___ Entries supplied

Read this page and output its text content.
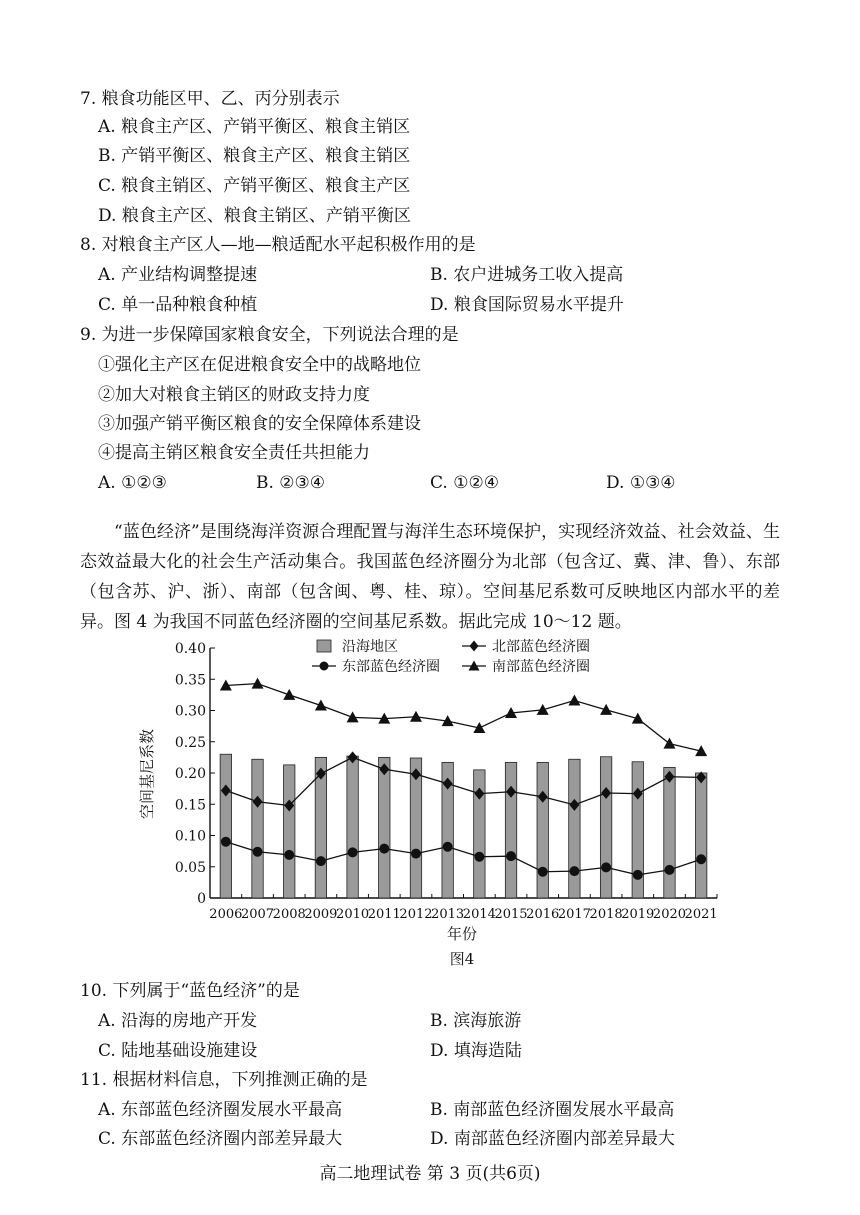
7. 粮食功能区甲、乙、丙分别表示
A. 粮食主产区、产销平衡区、粮食主销区
B. 产销平衡区、粮食主产区、粮食主销区
C. 粮食主销区、产销平衡区、粮食主产区
D. 粮食主产区、粮食主销区、产销平衡区
8. 对粮食主产区人—地—粮适配水平起积极作用的是
A. 产业结构调整提速	B. 农户进城务工收入提高
C. 单一品种粮食种植	D. 粮食国际贸易水平提升
9. 为进一步保障国家粮食安全，下列说法合理的是
①强化主产区在促进粮食安全中的战略地位
②加大对粮食主销区的财政支持力度
③加强产销平衡区粮食的安全保障体系建设
④提高主销区粮食安全责任共担能力
A. ①②③	B. ②③④	C. ①②④	D. ①③④
“蓝色经济”是围绕海洋资源合理配置与海洋生态环境保护，实现经济效益、社会效益、生态效益最大化的社会生产活动集合。我国蓝色经济圈分为北部（包含辽、冀、津、鲁）、东部（包含苏、沪、浙）、南部（包含闽、粤、桂、琼）。空间基尼系数可反映地区内部水平的差异。图 4 为我国不同蓝色经济圈的空间基尼系数。据此完成 10～12 题。
0
0.05
0.10
0.15
0.20
0.25
0.30
0.35
0.40
2006
2007
2008
2009
2010
2011
2012
2013
2014
2015
2016
2017
2018
2019
2020
2021
沿海地区	北部蓝色经济圈
东部蓝色经济圈	南部蓝色经济圈
空间基尼系数
年份
图4
10. 下列属于“蓝色经济”的是
A. 沿海的房地产开发	B. 滨海旅游
C. 陆地基础设施建设	D. 填海造陆
11. 根据材料信息，下列推测正确的是
A. 东部蓝色经济圈发展水平最高	B. 南部蓝色经济圈发展水平最高
C. 东部蓝色经济圈内部差异最大	D. 南部蓝色经济圈内部差异最大
高二地理试卷 第 3 页(共6页)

______

Direction —
Without including any picture, repeat the data exactly.

Result of this exercise —
Read this page and output its text content.
7. 粮食功能区甲、乙、丙分别表示
A. 粮食主产区、产销平衡区、粮食主销区
B. 产销平衡区、粮食主产区、粮食主销区
C. 粮食主销区、产销平衡区、粮食主产区
D. 粮食主产区、粮食主销区、产销平衡区
8. 对粮食主产区人—地—粮适配水平起积极作用的是
A. 产业结构调整提速	B. 农户进城务工收入提高
C. 单一品种粮食种植	D. 粮食国际贸易水平提升
9. 为进一步保障国家粮食安全，下列说法合理的是
①强化主产区在促进粮食安全中的战略地位
②加大对粮食主销区的财政支持力度
③加强产销平衡区粮食的安全保障体系建设
④提高主销区粮食安全责任共担能力
A. ①②③	B. ②③④	C. ①②④	D. ①③④
“蓝色经济”是围绕海洋资源合理配置与海洋生态环境保护，实现经济效益、社会效益、生态效益最大化的社会生产活动集合。我国蓝色经济圈分为北部（包含辽、冀、津、鲁）、东部（包含苏、沪、浙）、南部（包含闽、粤、桂、琼）。空间基尼系数可反映地区内部水平的差异。图 4 为我国不同蓝色经济圈的空间基尼系数。据此完成 10～12 题。
0
0.05
0.10
0.15
0.20
0.25
0.30
0.35
0.40
2006
2007
2008
2009
2010
2011
2012
2013
2014
2015
2016
2017
2018
2019
2020
2021
沿海地区	北部蓝色经济圈
东部蓝色经济圈	南部蓝色经济圈
空间基尼系数
年份
图4
10. 下列属于“蓝色经济”的是
A. 沿海的房地产开发	B. 滨海旅游
C. 陆地基础设施建设	D. 填海造陆
11. 根据材料信息，下列推测正确的是
A. 东部蓝色经济圈发展水平最高	B. 南部蓝色经济圈发展水平最高
C. 东部蓝色经济圈内部差异最大	D. 南部蓝色经济圈内部差异最大
高二地理试卷 第 3 页(共6页)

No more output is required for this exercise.